==== SUPPLIED INFORMATION ====

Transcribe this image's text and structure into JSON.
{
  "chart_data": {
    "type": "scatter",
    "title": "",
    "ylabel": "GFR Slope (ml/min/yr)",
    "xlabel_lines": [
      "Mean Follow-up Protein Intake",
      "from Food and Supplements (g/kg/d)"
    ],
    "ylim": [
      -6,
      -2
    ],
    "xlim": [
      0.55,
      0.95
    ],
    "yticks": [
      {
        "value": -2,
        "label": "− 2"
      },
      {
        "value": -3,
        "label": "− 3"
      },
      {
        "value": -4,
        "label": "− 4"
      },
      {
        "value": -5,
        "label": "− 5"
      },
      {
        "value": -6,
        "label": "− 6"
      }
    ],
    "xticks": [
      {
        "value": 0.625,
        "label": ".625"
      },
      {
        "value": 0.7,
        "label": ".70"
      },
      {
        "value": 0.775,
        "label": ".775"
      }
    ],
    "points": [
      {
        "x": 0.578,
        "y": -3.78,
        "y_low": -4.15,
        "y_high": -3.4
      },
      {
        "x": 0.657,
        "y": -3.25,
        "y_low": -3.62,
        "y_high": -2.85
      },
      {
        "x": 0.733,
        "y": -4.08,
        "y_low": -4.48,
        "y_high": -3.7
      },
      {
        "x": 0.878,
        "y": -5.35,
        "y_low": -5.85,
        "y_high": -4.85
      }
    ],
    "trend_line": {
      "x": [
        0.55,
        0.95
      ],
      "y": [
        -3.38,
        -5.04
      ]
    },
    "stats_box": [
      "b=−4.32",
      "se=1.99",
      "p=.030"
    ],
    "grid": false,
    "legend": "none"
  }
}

====

> [WHAT IS REQUIRED] Each record above needs to be set down again, word for word.

> [TASK ANSWER]
Transcribe this image's text and structure into JSON.
{
  "chart_data": {
    "type": "scatter",
    "title": "",
    "ylabel": "GFR Slope (ml/min/yr)",
    "xlabel_lines": [
      "Mean Follow-up Protein Intake",
      "from Food and Supplements (g/kg/d)"
    ],
    "ylim": [
      -6,
      -2
    ],
    "xlim": [
      0.55,
      0.95
    ],
    "yticks": [
      {
        "value": -2,
        "label": "− 2"
      },
      {
        "value": -3,
        "label": "− 3"
      },
      {
        "value": -4,
        "label": "− 4"
      },
      {
        "value": -5,
        "label": "− 5"
      },
      {
        "value": -6,
        "label": "− 6"
      }
    ],
    "xticks": [
      {
        "value": 0.625,
        "label": ".625"
      },
      {
        "value": 0.7,
        "label": ".70"
      },
      {
        "value": 0.775,
        "label": ".775"
      }
    ],
    "points": [
      {
        "x": 0.578,
        "y": -3.78,
        "y_low": -4.15,
        "y_high": -3.4
      },
      {
        "x": 0.657,
        "y": -3.25,
        "y_low": -3.62,
        "y_high": -2.85
      },
      {
        "x": 0.733,
        "y": -4.08,
        "y_low": -4.48,
        "y_high": -3.7
      },
      {
        "x": 0.878,
        "y": -5.35,
        "y_low": -5.85,
        "y_high": -4.85
      }
    ],
    "trend_line": {
      "x": [
        0.55,
        0.95
      ],
      "y": [
        -3.38,
        -5.04
      ]
    },
    "stats_box": [
      "b=−4.32",
      "se=1.99",
      "p=.030"
    ],
    "grid": false,
    "legend": "none"
  }
}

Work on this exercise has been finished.